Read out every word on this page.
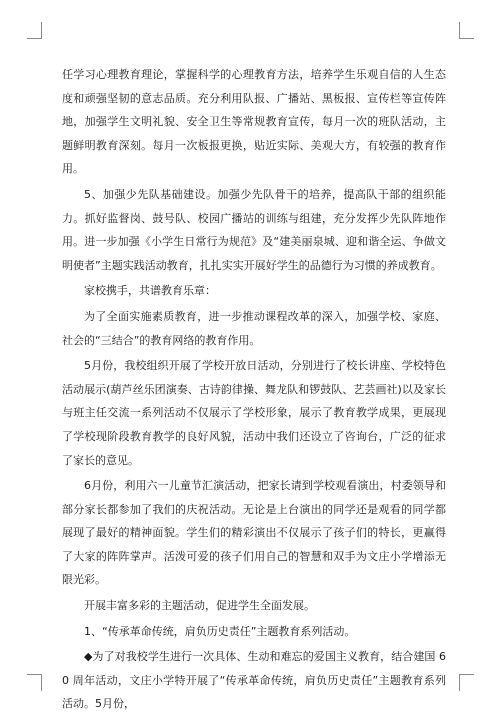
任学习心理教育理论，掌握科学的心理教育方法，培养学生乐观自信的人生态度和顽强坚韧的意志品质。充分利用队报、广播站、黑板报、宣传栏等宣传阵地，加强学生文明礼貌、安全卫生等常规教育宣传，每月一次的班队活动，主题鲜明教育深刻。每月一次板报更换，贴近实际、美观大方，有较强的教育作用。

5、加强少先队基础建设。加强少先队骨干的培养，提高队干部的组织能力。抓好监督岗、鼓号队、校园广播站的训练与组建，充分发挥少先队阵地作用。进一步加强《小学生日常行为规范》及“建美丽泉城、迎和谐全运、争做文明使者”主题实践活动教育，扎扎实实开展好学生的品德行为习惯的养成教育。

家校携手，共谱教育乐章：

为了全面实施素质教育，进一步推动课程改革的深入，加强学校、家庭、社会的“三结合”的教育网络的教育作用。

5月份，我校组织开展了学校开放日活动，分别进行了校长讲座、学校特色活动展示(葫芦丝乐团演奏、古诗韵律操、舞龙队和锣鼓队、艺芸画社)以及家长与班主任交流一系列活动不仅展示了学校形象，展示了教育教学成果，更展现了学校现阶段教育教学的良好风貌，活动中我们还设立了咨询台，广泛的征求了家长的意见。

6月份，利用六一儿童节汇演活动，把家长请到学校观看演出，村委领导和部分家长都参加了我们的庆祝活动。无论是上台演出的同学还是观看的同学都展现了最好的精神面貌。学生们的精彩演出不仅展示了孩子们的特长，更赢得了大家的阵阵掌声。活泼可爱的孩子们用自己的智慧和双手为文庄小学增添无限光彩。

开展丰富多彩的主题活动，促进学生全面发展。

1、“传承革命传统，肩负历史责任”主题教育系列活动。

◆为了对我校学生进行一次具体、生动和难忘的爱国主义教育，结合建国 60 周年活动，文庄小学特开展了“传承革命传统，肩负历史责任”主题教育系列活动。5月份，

▶ _PROMPT_:
Write the records above out again exactly, with no pictures in your copy.

▶ _THE COMPLETED TASK_:
Read out every word on this page.
任学习心理教育理论，掌握科学的心理教育方法，培养学生乐观自信的人生态度和顽强坚韧的意志品质。充分利用队报、广播站、黑板报、宣传栏等宣传阵地，加强学生文明礼貌、安全卫生等常规教育宣传，每月一次的班队活动，主题鲜明教育深刻。每月一次板报更换，贴近实际、美观大方，有较强的教育作用。

5、加强少先队基础建设。加强少先队骨干的培养，提高队干部的组织能力。抓好监督岗、鼓号队、校园广播站的训练与组建，充分发挥少先队阵地作用。进一步加强《小学生日常行为规范》及“建美丽泉城、迎和谐全运、争做文明使者”主题实践活动教育，扎扎实实开展好学生的品德行为习惯的养成教育。

家校携手，共谱教育乐章：

为了全面实施素质教育，进一步推动课程改革的深入，加强学校、家庭、社会的“三结合”的教育网络的教育作用。

5月份，我校组织开展了学校开放日活动，分别进行了校长讲座、学校特色活动展示(葫芦丝乐团演奏、古诗韵律操、舞龙队和锣鼓队、艺芸画社)以及家长与班主任交流一系列活动不仅展示了学校形象，展示了教育教学成果，更展现了学校现阶段教育教学的良好风貌，活动中我们还设立了咨询台，广泛的征求了家长的意见。

6月份，利用六一儿童节汇演活动，把家长请到学校观看演出，村委领导和部分家长都参加了我们的庆祝活动。无论是上台演出的同学还是观看的同学都展现了最好的精神面貌。学生们的精彩演出不仅展示了孩子们的特长，更赢得了大家的阵阵掌声。活泼可爱的孩子们用自己的智慧和双手为文庄小学增添无限光彩。

开展丰富多彩的主题活动，促进学生全面发展。

1、“传承革命传统，肩负历史责任”主题教育系列活动。

◆为了对我校学生进行一次具体、生动和难忘的爱国主义教育，结合建国 60 周年活动，文庄小学特开展了“传承革命传统，肩负历史责任”主题教育系列活动。5月份，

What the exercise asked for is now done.